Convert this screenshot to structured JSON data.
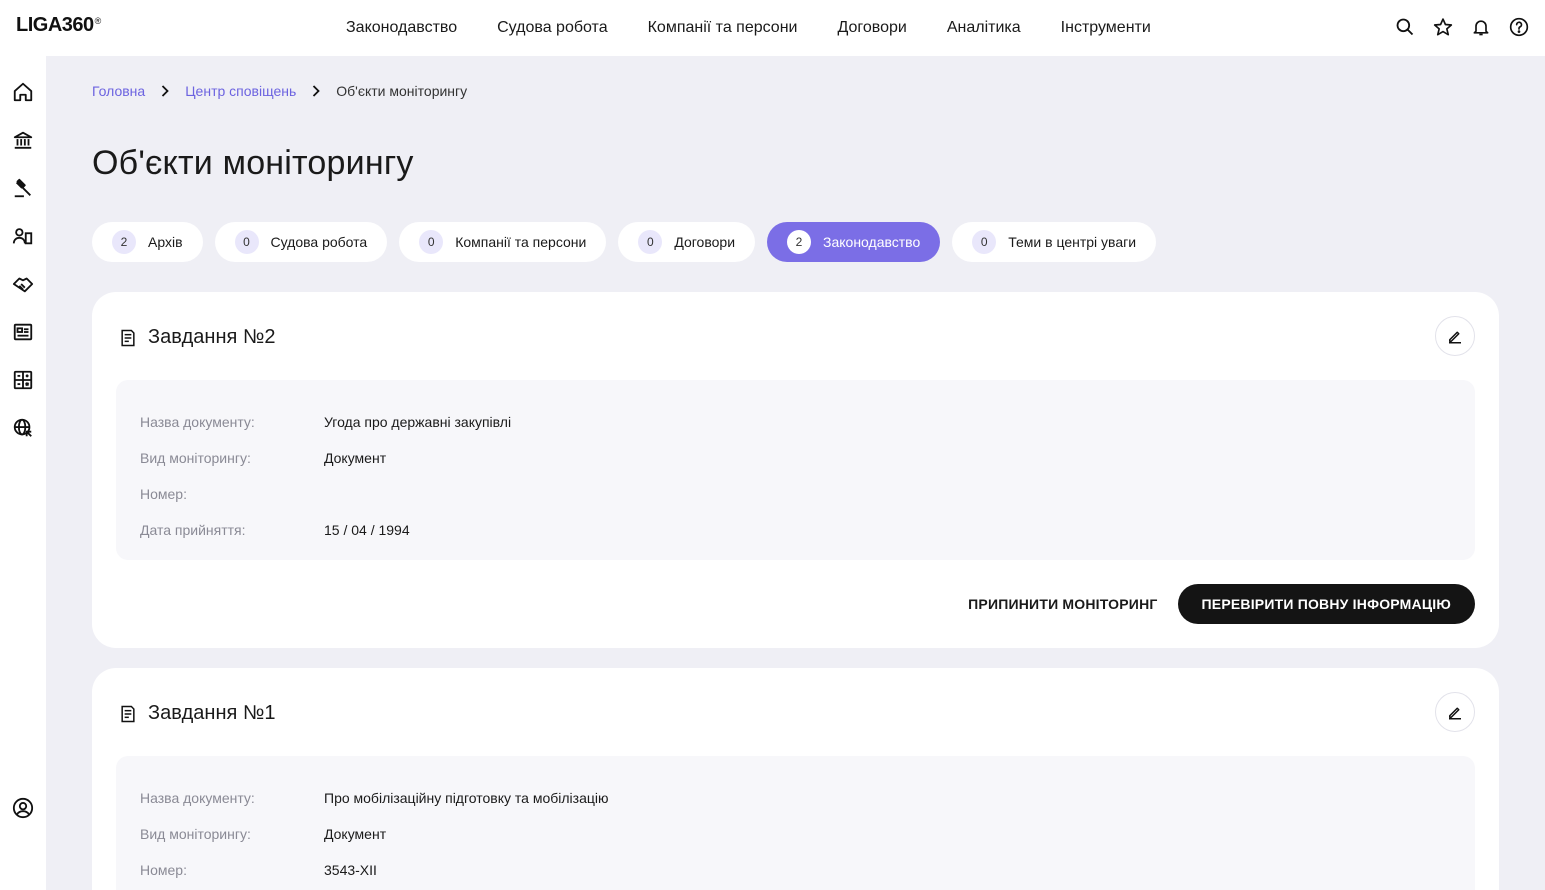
{
  "logo": {
    "text": "LIGA360",
    "mark": "®"
  },
  "nav": [
    "Законодавство",
    "Судова робота",
    "Компанії та персони",
    "Договори",
    "Аналітика",
    "Інструменти"
  ],
  "top_icons": [
    "search-icon",
    "star-icon",
    "bell-icon",
    "help-icon"
  ],
  "sidebar_icons": [
    "home-icon",
    "bank-icon",
    "gavel-icon",
    "people-icon",
    "handshake-icon",
    "newspaper-icon",
    "calculator-icon",
    "globe-icon",
    "user-circle-icon"
  ],
  "breadcrumb": {
    "home": "Головна",
    "center": "Центр сповіщень",
    "current": "Об'єкти моніторингу"
  },
  "page_title": "Об'єкти моніторингу",
  "tabs": [
    {
      "count": "2",
      "label": "Архів"
    },
    {
      "count": "0",
      "label": "Судова робота"
    },
    {
      "count": "0",
      "label": "Компанії та персони"
    },
    {
      "count": "0",
      "label": "Договори"
    },
    {
      "count": "2",
      "label": "Законодавство"
    },
    {
      "count": "0",
      "label": "Теми в центрі уваги"
    }
  ],
  "active_tab": "Законодавство",
  "labels": {
    "doc_name": "Назва документу:",
    "monitoring_type": "Вид моніторингу:",
    "number": "Номер:",
    "adoption_date": "Дата прийняття:"
  },
  "cards": [
    {
      "title": "Завдання №2",
      "doc_name": "Угода про державні закупівлі",
      "monitoring_type": "Документ",
      "number": "",
      "adoption_date": "15 / 04 / 1994",
      "stop_label": "ПРИПИНИТИ МОНІТОРИНГ",
      "check_label": "ПЕРЕВІРИТИ ПОВНУ ІНФОРМАЦІЮ"
    },
    {
      "title": "Завдання №1",
      "doc_name": "Про мобілізаційну підготовку та мобілізацію",
      "monitoring_type": "Документ",
      "number": "3543-XII"
    }
  ],
  "colors": {
    "accent": "#7b6ee6",
    "link": "#6c63e0",
    "dark_button": "#141414",
    "background": "#efeff5"
  }
}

++++++++++++++++++++

* What to work on *
Scan the listing above and copy all lines containing the word "Законодавство".

* The result *
    "Законодавство",
      "label": "Законодавство"
  "active_tab": "Законодавство",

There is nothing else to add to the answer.